(Entries with figure data)
*****
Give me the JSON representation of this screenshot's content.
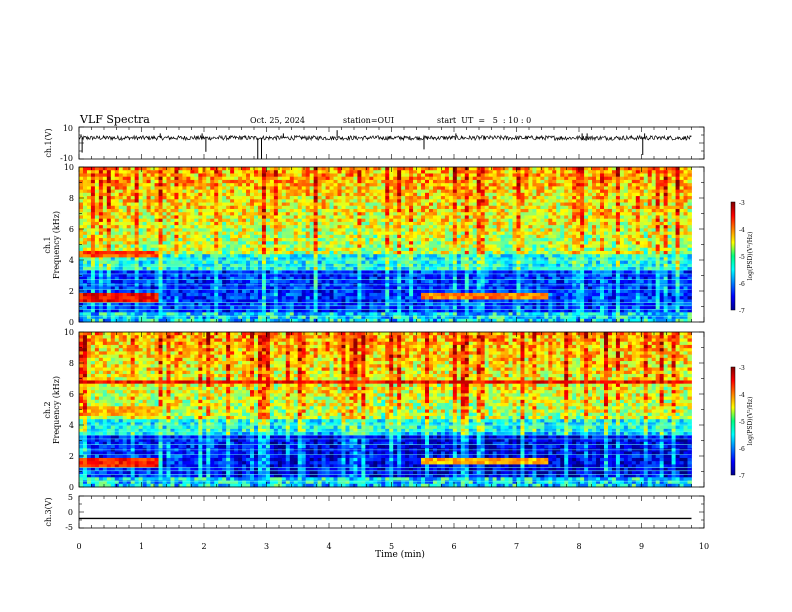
{
  "header": {
    "title": "VLF Spectra",
    "date": "Oct. 25, 2024",
    "station": "station=OUI",
    "start": "start  UT  =   5  : 10 : 0"
  },
  "chart_data": [
    {
      "type": "line",
      "panel": "ch1-waveform",
      "ylabel": "ch.1(V)",
      "ylim": [
        -10,
        10
      ],
      "y_ticks": [
        "10",
        "-10"
      ],
      "baseline": 3.2,
      "noise_band": [
        1.8,
        4.6
      ],
      "spikes": [
        {
          "t": 0.05,
          "v": -6.0
        },
        {
          "t": 1.3,
          "v": 6.0
        },
        {
          "t": 1.97,
          "v": 6.0
        },
        {
          "t": 2.03,
          "v": -5.5
        },
        {
          "t": 2.86,
          "v": -10.0
        },
        {
          "t": 2.92,
          "v": -10.0
        },
        {
          "t": 3.27,
          "v": 6.0
        },
        {
          "t": 4.13,
          "v": 8.0
        },
        {
          "t": 5.52,
          "v": -4.0
        },
        {
          "t": 6.03,
          "v": 6.0
        },
        {
          "t": 8.05,
          "v": 6.0
        },
        {
          "t": 8.13,
          "v": 6.0
        },
        {
          "t": 9.02,
          "v": -7.5
        },
        {
          "t": 9.05,
          "v": 6.0
        }
      ]
    },
    {
      "type": "heatmap",
      "panel": "ch1-spectrogram",
      "ylabel": "ch.1",
      "ylabel2": "Frequency (kHz)",
      "ylim": [
        0,
        10
      ],
      "y_ticks": [
        "0",
        "2",
        "4",
        "6",
        "8",
        "10"
      ],
      "colorbar": {
        "label": "log(PSD)(V²/Hz)",
        "range": [
          -7,
          -3
        ],
        "ticks": [
          "-3",
          "-4",
          "-5",
          "-6",
          "-7"
        ]
      },
      "bands": [
        {
          "t0": 0,
          "t1": 1.3,
          "f0": 1.35,
          "f1": 1.85,
          "level": -3.5
        },
        {
          "t0": 0,
          "t1": 1.3,
          "f0": 4.2,
          "f1": 4.5,
          "level": -3.8
        },
        {
          "t0": 5.5,
          "t1": 7.5,
          "f0": 1.4,
          "f1": 1.9,
          "level": -4.0
        }
      ]
    },
    {
      "type": "heatmap",
      "panel": "ch2-spectrogram",
      "ylabel": "ch.2",
      "ylabel2": "Frequency (kHz)",
      "ylim": [
        0,
        10
      ],
      "y_ticks": [
        "0",
        "2",
        "4",
        "6",
        "8",
        "10"
      ],
      "colorbar": {
        "label": "log(PSD)(V²/Hz)",
        "range": [
          -7,
          -3
        ],
        "ticks": [
          "-3",
          "-4",
          "-5",
          "-6",
          "-7"
        ]
      },
      "bands": [
        {
          "t0": 0,
          "t1": 1.3,
          "f0": 1.3,
          "f1": 1.8,
          "level": -3.6
        },
        {
          "t0": 0,
          "t1": 1.3,
          "f0": 4.6,
          "f1": 5.2,
          "level": -4.2
        },
        {
          "t0": 5.5,
          "t1": 7.5,
          "f0": 1.4,
          "f1": 1.8,
          "level": -4.2
        },
        {
          "t0": 0,
          "t1": 9.8,
          "f0": 6.7,
          "f1": 6.8,
          "level": -3.5
        }
      ]
    },
    {
      "type": "line",
      "panel": "ch3-waveform",
      "ylabel": "ch.3(V)",
      "ylim": [
        -5,
        5
      ],
      "y_ticks": [
        "5",
        "0",
        "-5"
      ],
      "x": [
        0,
        9.8
      ],
      "values": [
        -2.0,
        -2.0
      ]
    }
  ],
  "x_axis": {
    "xlabel": "Time (min)",
    "xlim": [
      0,
      10
    ],
    "ticks": [
      "0",
      "1",
      "2",
      "3",
      "4",
      "5",
      "6",
      "7",
      "8",
      "9",
      "10"
    ],
    "data_end": 9.8
  }
}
*****
Reproduce all entries without any change, and omit the pictures.

Give me the JSON representation of this screenshot's content.
{
  "header": {
    "title": "VLF Spectra",
    "date": "Oct. 25, 2024",
    "station": "station=OUI",
    "start": "start  UT  =   5  : 10 : 0"
  },
  "chart_data": [
    {
      "type": "line",
      "panel": "ch1-waveform",
      "ylabel": "ch.1(V)",
      "ylim": [
        -10,
        10
      ],
      "y_ticks": [
        "10",
        "-10"
      ],
      "baseline": 3.2,
      "noise_band": [
        1.8,
        4.6
      ],
      "spikes": [
        {
          "t": 0.05,
          "v": -6.0
        },
        {
          "t": 1.3,
          "v": 6.0
        },
        {
          "t": 1.97,
          "v": 6.0
        },
        {
          "t": 2.03,
          "v": -5.5
        },
        {
          "t": 2.86,
          "v": -10.0
        },
        {
          "t": 2.92,
          "v": -10.0
        },
        {
          "t": 3.27,
          "v": 6.0
        },
        {
          "t": 4.13,
          "v": 8.0
        },
        {
          "t": 5.52,
          "v": -4.0
        },
        {
          "t": 6.03,
          "v": 6.0
        },
        {
          "t": 8.05,
          "v": 6.0
        },
        {
          "t": 8.13,
          "v": 6.0
        },
        {
          "t": 9.02,
          "v": -7.5
        },
        {
          "t": 9.05,
          "v": 6.0
        }
      ]
    },
    {
      "type": "heatmap",
      "panel": "ch1-spectrogram",
      "ylabel": "ch.1",
      "ylabel2": "Frequency (kHz)",
      "ylim": [
        0,
        10
      ],
      "y_ticks": [
        "0",
        "2",
        "4",
        "6",
        "8",
        "10"
      ],
      "colorbar": {
        "label": "log(PSD)(V²/Hz)",
        "range": [
          -7,
          -3
        ],
        "ticks": [
          "-3",
          "-4",
          "-5",
          "-6",
          "-7"
        ]
      },
      "bands": [
        {
          "t0": 0,
          "t1": 1.3,
          "f0": 1.35,
          "f1": 1.85,
          "level": -3.5
        },
        {
          "t0": 0,
          "t1": 1.3,
          "f0": 4.2,
          "f1": 4.5,
          "level": -3.8
        },
        {
          "t0": 5.5,
          "t1": 7.5,
          "f0": 1.4,
          "f1": 1.9,
          "level": -4.0
        }
      ]
    },
    {
      "type": "heatmap",
      "panel": "ch2-spectrogram",
      "ylabel": "ch.2",
      "ylabel2": "Frequency (kHz)",
      "ylim": [
        0,
        10
      ],
      "y_ticks": [
        "0",
        "2",
        "4",
        "6",
        "8",
        "10"
      ],
      "colorbar": {
        "label": "log(PSD)(V²/Hz)",
        "range": [
          -7,
          -3
        ],
        "ticks": [
          "-3",
          "-4",
          "-5",
          "-6",
          "-7"
        ]
      },
      "bands": [
        {
          "t0": 0,
          "t1": 1.3,
          "f0": 1.3,
          "f1": 1.8,
          "level": -3.6
        },
        {
          "t0": 0,
          "t1": 1.3,
          "f0": 4.6,
          "f1": 5.2,
          "level": -4.2
        },
        {
          "t0": 5.5,
          "t1": 7.5,
          "f0": 1.4,
          "f1": 1.8,
          "level": -4.2
        },
        {
          "t0": 0,
          "t1": 9.8,
          "f0": 6.7,
          "f1": 6.8,
          "level": -3.5
        }
      ]
    },
    {
      "type": "line",
      "panel": "ch3-waveform",
      "ylabel": "ch.3(V)",
      "ylim": [
        -5,
        5
      ],
      "y_ticks": [
        "5",
        "0",
        "-5"
      ],
      "x": [
        0,
        9.8
      ],
      "values": [
        -2.0,
        -2.0
      ]
    }
  ],
  "x_axis": {
    "xlabel": "Time (min)",
    "xlim": [
      0,
      10
    ],
    "ticks": [
      "0",
      "1",
      "2",
      "3",
      "4",
      "5",
      "6",
      "7",
      "8",
      "9",
      "10"
    ],
    "data_end": 9.8
  }
}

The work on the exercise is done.